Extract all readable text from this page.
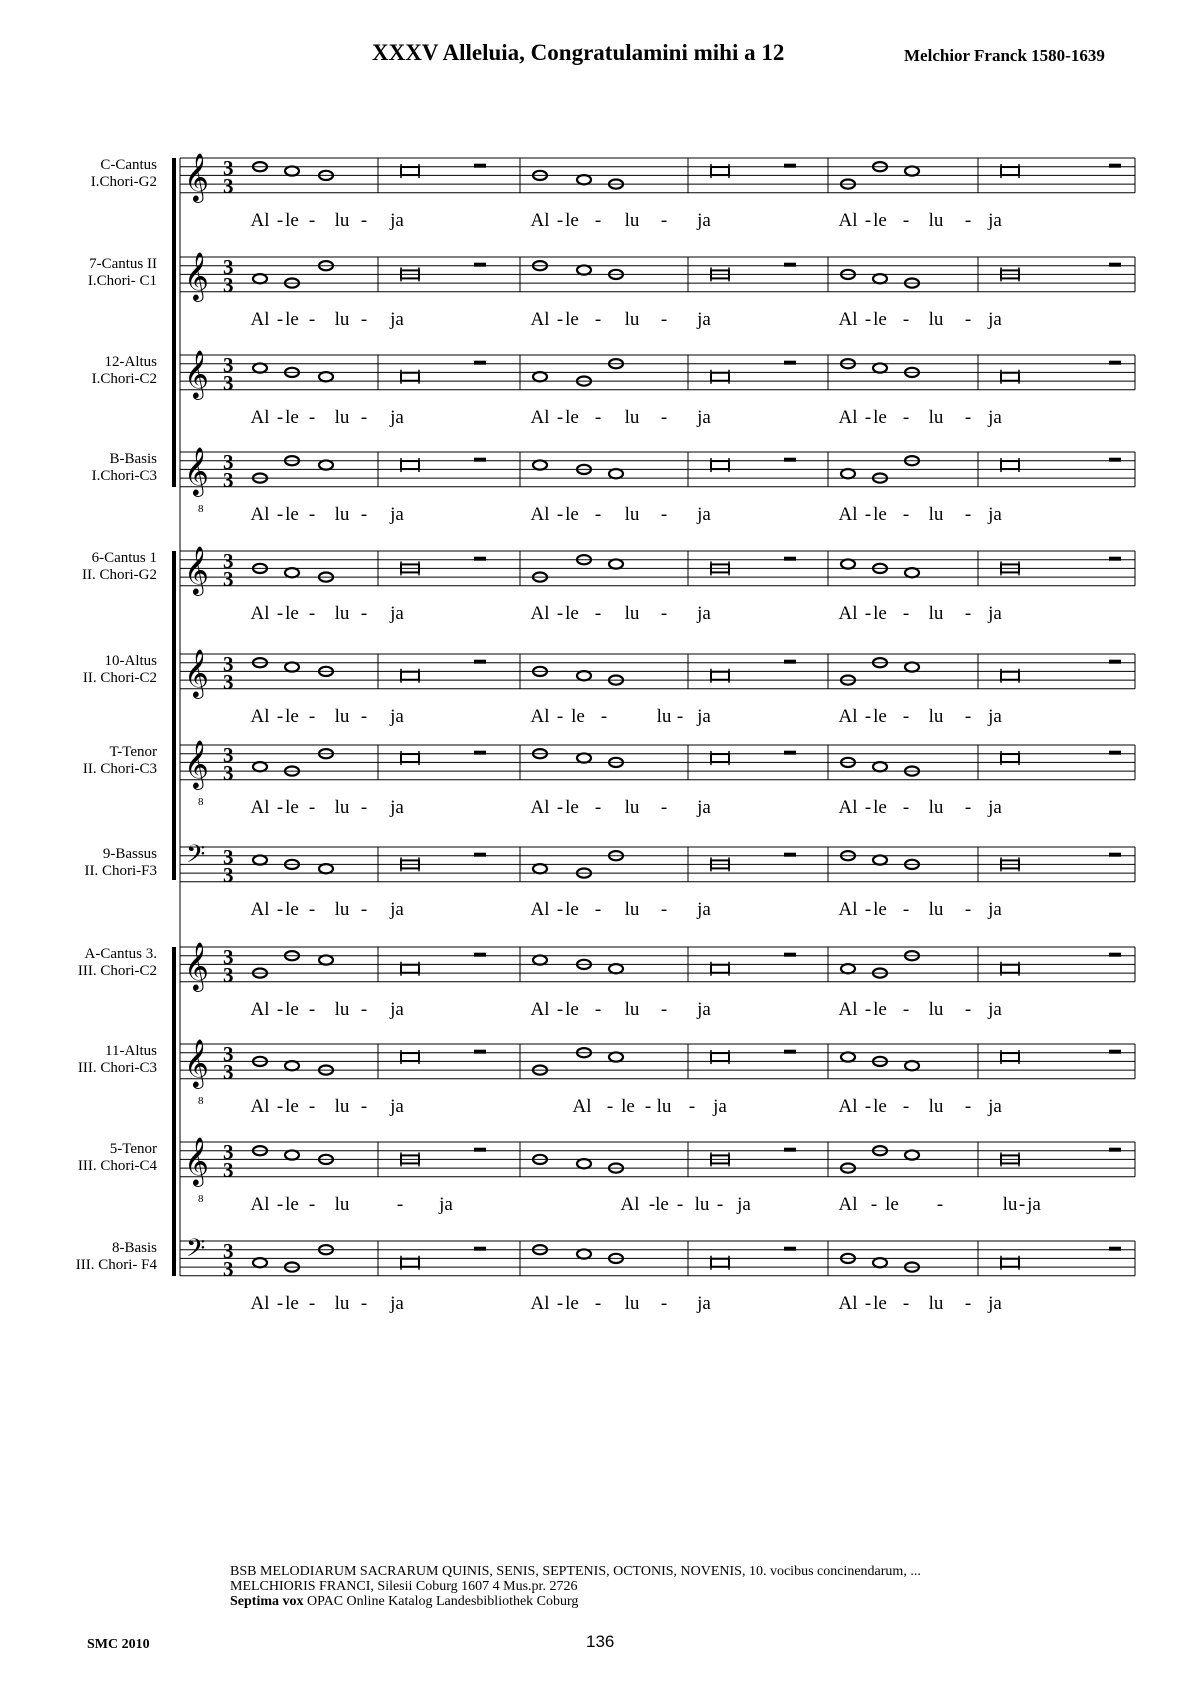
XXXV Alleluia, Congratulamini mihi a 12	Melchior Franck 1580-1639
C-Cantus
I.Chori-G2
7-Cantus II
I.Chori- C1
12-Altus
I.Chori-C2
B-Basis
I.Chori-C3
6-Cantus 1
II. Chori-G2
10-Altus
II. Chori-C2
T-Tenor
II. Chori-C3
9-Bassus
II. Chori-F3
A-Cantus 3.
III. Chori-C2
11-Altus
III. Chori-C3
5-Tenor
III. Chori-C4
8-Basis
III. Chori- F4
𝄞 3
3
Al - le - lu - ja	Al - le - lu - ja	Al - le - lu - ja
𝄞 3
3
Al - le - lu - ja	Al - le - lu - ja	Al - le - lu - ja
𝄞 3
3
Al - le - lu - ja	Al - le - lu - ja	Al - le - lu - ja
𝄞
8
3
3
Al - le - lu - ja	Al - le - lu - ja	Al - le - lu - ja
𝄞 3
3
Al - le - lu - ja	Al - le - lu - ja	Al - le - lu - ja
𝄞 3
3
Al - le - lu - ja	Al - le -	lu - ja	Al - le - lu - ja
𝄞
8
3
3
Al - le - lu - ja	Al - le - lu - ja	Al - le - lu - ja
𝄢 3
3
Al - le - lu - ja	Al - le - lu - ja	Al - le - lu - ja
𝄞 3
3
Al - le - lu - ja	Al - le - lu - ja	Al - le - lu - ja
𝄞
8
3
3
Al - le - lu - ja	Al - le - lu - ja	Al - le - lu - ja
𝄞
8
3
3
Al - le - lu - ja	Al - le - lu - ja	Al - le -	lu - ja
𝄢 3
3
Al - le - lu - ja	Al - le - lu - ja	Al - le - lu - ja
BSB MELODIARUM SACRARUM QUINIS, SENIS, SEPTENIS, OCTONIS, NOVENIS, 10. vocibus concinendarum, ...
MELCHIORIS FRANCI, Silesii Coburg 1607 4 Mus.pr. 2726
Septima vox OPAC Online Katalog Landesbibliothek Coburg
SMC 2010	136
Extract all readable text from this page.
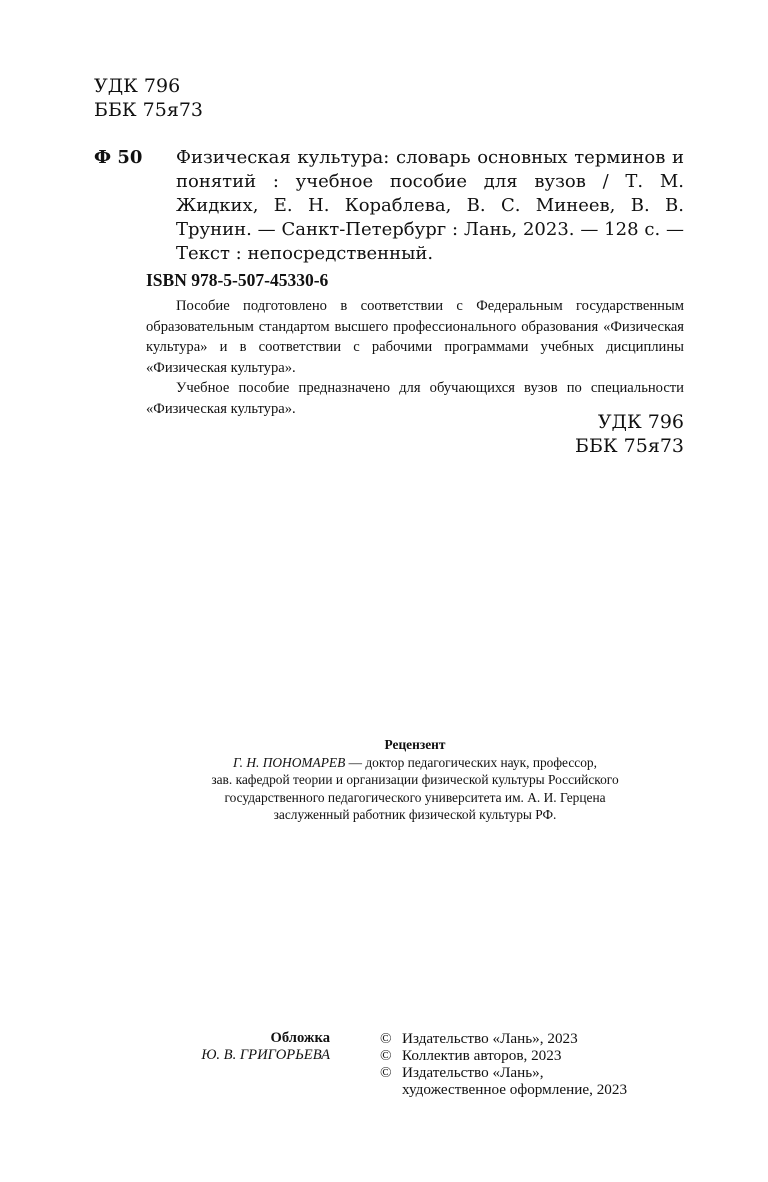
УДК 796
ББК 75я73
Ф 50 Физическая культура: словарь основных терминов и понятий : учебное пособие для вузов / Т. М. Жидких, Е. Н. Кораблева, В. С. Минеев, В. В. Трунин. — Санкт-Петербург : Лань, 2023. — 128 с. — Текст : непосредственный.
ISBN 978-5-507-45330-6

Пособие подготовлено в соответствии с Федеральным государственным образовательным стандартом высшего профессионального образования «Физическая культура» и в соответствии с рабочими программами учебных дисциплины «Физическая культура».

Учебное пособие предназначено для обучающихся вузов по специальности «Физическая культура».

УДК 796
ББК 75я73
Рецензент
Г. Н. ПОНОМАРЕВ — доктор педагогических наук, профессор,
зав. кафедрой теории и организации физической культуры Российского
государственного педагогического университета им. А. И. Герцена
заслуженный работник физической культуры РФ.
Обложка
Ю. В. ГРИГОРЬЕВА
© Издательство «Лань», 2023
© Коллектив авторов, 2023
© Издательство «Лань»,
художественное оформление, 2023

------------------------------------------------------------------------

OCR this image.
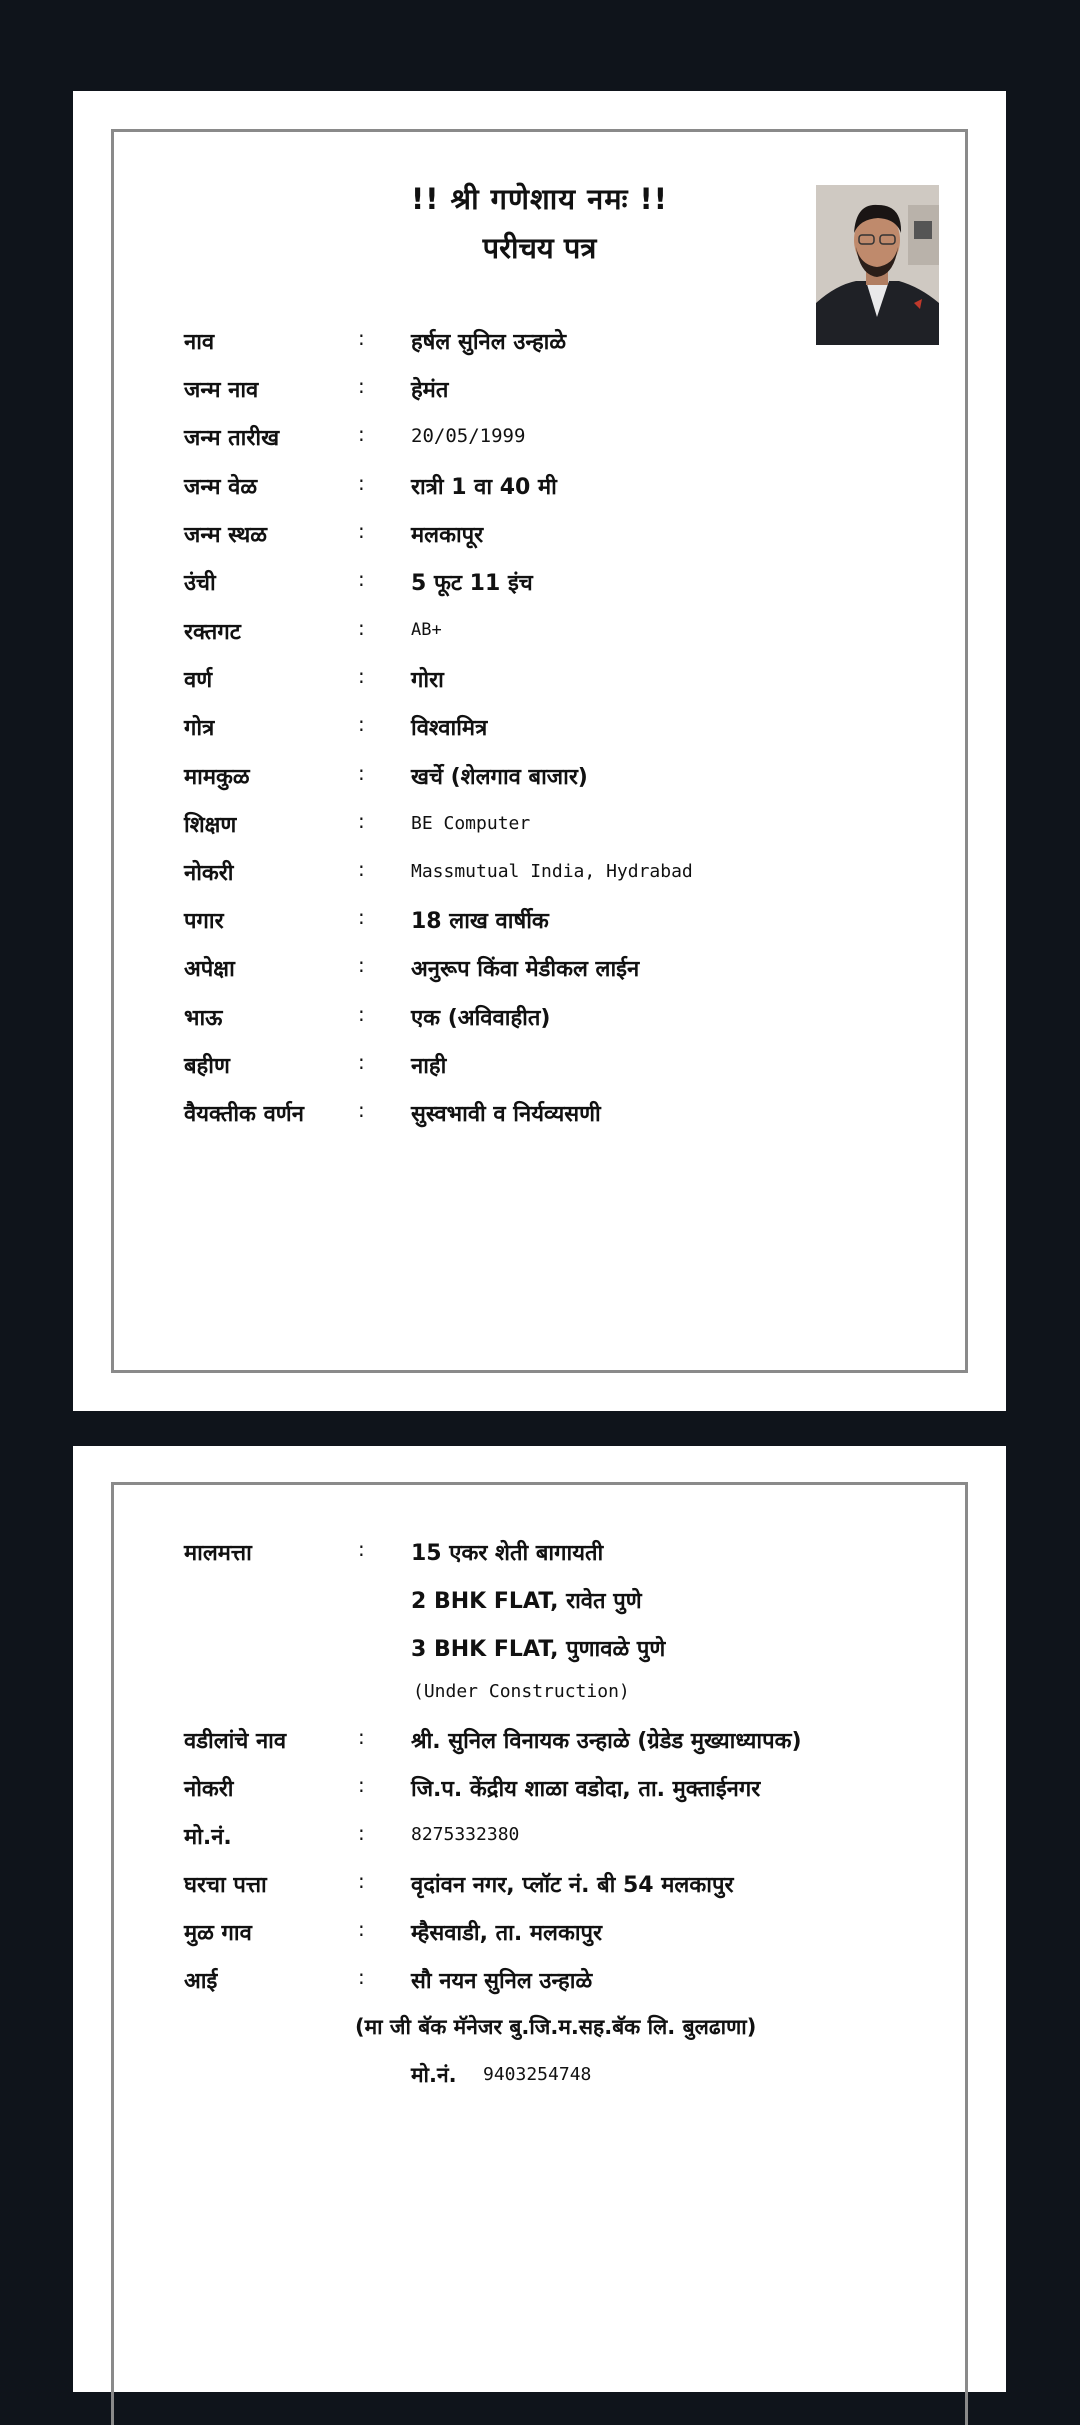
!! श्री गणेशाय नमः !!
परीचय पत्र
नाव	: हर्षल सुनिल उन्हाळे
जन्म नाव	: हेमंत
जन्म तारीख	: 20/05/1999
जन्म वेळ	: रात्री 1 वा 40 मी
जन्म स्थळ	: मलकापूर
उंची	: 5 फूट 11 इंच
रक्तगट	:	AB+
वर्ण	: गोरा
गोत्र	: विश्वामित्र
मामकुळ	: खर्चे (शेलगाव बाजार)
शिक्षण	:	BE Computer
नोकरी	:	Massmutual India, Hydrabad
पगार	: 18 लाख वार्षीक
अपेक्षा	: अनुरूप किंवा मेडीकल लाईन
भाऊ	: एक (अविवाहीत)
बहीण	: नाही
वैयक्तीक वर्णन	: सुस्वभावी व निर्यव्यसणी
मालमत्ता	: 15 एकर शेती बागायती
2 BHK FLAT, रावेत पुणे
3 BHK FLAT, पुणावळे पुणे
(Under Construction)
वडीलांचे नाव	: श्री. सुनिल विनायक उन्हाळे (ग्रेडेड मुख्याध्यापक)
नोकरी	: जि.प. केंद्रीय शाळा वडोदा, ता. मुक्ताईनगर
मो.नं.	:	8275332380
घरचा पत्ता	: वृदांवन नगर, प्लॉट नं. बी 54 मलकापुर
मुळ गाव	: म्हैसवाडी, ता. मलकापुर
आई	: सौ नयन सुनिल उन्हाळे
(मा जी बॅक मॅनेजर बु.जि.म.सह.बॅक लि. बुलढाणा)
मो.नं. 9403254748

------------------------------------------------------------------------

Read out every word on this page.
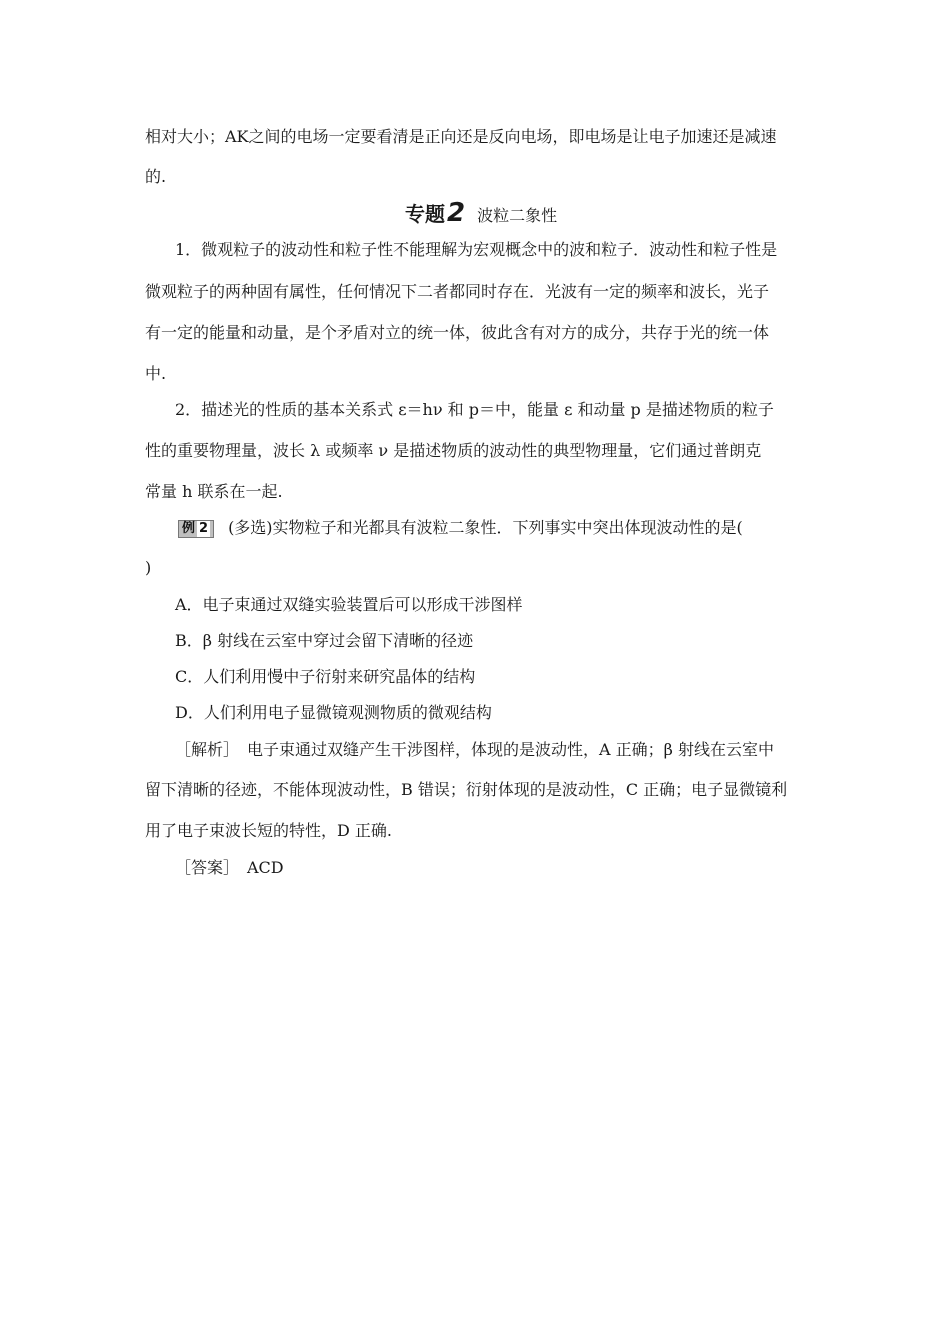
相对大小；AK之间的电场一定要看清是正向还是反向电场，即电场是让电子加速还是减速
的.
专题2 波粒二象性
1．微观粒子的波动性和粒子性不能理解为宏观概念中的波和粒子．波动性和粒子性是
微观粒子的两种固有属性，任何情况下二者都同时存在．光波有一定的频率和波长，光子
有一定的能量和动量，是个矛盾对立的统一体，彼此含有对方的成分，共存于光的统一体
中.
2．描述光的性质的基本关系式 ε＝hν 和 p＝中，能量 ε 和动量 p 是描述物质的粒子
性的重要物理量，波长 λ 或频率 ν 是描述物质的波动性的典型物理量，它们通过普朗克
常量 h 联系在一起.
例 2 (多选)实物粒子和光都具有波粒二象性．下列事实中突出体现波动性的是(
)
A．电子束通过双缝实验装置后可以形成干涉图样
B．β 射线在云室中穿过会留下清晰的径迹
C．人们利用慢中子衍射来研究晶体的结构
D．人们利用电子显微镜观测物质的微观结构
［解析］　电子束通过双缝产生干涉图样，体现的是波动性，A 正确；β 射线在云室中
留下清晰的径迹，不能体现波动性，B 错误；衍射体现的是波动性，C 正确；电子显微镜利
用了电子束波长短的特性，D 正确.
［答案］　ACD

------------------------------------------------------------------------

▶ Task directions
List each line holding the string "культуры".

▶ Response for this exercise
зав. кафедрой теории и организации физической культуры Российского
заслуженный работник физической культуры РФ.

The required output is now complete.